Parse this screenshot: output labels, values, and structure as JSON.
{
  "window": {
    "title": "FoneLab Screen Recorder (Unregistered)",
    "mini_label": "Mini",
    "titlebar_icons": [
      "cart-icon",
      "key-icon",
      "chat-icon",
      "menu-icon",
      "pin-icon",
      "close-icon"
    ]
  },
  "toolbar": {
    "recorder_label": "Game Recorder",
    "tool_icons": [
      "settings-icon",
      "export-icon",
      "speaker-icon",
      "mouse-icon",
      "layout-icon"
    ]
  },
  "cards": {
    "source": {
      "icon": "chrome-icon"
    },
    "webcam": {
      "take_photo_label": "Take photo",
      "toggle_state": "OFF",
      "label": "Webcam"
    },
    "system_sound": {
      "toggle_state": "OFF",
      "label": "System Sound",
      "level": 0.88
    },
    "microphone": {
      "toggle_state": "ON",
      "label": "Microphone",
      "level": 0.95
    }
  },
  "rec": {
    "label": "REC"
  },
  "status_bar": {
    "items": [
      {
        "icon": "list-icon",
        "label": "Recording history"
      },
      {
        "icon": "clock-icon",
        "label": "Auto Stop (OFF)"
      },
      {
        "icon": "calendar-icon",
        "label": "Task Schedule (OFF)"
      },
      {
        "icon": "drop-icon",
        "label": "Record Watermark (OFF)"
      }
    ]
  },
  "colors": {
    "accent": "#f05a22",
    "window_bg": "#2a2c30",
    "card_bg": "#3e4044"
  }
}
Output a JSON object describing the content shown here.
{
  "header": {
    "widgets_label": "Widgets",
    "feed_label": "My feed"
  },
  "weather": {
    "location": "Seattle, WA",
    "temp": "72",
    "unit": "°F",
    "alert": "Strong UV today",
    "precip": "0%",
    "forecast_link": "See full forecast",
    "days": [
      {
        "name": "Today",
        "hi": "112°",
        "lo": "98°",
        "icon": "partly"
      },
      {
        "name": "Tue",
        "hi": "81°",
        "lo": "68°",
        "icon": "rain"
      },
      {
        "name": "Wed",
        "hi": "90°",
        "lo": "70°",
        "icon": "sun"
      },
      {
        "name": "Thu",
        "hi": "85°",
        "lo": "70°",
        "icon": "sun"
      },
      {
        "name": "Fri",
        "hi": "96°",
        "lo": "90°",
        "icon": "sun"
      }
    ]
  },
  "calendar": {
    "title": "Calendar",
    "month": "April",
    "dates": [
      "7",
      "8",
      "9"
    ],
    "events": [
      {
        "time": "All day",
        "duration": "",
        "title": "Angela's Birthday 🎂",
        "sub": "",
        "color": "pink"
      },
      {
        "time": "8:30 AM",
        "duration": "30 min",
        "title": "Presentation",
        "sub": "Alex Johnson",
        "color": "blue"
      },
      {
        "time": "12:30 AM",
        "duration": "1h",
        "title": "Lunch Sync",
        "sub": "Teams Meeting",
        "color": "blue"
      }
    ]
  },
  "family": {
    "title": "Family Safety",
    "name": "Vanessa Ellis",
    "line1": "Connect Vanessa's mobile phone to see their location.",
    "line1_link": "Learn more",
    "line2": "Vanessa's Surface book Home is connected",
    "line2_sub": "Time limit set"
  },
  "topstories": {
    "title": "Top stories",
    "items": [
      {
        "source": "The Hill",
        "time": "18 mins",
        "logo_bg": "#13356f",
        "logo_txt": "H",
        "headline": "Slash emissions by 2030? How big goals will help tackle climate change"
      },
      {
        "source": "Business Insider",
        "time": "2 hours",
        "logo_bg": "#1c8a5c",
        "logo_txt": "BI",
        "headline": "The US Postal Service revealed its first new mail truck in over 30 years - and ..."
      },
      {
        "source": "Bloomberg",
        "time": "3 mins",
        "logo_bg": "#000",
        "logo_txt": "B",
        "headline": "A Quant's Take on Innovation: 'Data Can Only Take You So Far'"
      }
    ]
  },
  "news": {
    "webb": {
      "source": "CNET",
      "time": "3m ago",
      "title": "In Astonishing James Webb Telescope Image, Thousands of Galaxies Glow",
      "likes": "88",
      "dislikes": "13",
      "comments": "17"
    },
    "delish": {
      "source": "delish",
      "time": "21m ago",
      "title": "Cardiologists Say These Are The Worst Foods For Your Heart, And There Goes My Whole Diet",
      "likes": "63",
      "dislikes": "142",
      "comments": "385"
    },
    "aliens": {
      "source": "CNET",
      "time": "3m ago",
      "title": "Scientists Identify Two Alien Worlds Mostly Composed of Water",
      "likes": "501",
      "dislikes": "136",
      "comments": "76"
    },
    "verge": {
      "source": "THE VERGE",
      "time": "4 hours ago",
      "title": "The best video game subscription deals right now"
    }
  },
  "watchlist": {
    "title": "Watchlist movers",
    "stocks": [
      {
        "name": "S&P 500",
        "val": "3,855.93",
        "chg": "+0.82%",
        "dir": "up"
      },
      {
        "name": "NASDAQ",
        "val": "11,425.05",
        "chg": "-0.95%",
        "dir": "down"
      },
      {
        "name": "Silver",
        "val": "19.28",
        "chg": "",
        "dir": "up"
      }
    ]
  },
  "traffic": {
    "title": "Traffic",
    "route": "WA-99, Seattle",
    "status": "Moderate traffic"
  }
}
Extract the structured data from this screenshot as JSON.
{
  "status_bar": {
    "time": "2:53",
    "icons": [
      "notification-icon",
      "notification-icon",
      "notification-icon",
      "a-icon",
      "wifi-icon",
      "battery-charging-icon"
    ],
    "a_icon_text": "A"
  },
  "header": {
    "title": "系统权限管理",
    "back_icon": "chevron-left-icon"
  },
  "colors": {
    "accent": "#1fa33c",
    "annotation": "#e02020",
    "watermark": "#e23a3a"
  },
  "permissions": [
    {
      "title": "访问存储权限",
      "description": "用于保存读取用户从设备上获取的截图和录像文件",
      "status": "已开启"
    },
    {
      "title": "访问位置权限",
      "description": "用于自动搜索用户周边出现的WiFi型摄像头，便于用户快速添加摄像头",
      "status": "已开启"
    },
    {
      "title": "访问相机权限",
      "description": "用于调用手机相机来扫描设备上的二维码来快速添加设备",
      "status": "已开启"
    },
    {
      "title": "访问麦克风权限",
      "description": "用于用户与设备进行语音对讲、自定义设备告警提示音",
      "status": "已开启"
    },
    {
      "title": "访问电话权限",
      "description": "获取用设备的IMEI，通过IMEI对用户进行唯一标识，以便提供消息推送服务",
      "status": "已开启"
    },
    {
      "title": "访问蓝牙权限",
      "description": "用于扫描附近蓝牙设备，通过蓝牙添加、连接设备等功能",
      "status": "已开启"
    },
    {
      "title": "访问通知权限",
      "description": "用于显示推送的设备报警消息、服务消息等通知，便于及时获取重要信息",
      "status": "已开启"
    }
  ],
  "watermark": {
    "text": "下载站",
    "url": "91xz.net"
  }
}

============================================================

- WHAT THE TASK ASKS
Collect the lines that hold "duration".

- OUTPUT FOR THIS TASK
        "duration": "",
        "duration": "30 min",
        "duration": "1h",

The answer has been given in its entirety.